##### Information provided
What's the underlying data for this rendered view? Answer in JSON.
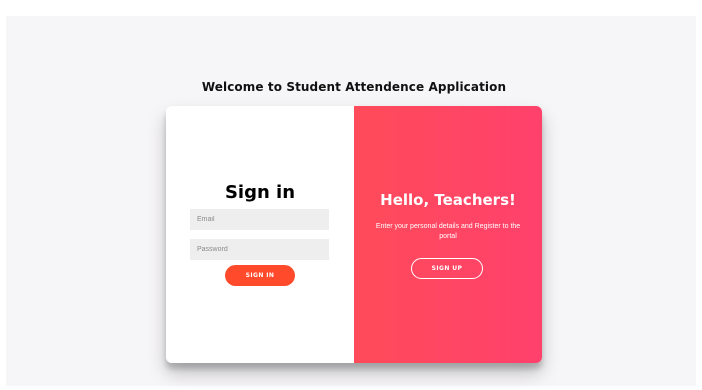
{
  "page": {
    "welcome_title": "Welcome to Student Attendence Application"
  },
  "signin": {
    "title": "Sign in",
    "email_placeholder": "Email",
    "password_placeholder": "Password",
    "button_label": "SIGN IN"
  },
  "overlay": {
    "title": "Hello, Teachers!",
    "text": "Enter your personal details and Register to the portal",
    "button_label": "SIGN UP"
  },
  "colors": {
    "page_background": "#f6f5f7",
    "signin_button": "#ff4b2b",
    "overlay_gradient_start": "#ff4b5a",
    "overlay_gradient_end": "#ff416c"
  }
}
##########
*Direction:*
All of the data needs repeating exactly, but the pictures do not.

*Solution:*
What's the underlying data for this rendered view? Answer in JSON.
{
  "page": {
    "welcome_title": "Welcome to Student Attendence Application"
  },
  "signin": {
    "title": "Sign in",
    "email_placeholder": "Email",
    "password_placeholder": "Password",
    "button_label": "SIGN IN"
  },
  "overlay": {
    "title": "Hello, Teachers!",
    "text": "Enter your personal details and Register to the portal",
    "button_label": "SIGN UP"
  },
  "colors": {
    "page_background": "#f6f5f7",
    "signin_button": "#ff4b2b",
    "overlay_gradient_start": "#ff4b5a",
    "overlay_gradient_end": "#ff416c"
  }
}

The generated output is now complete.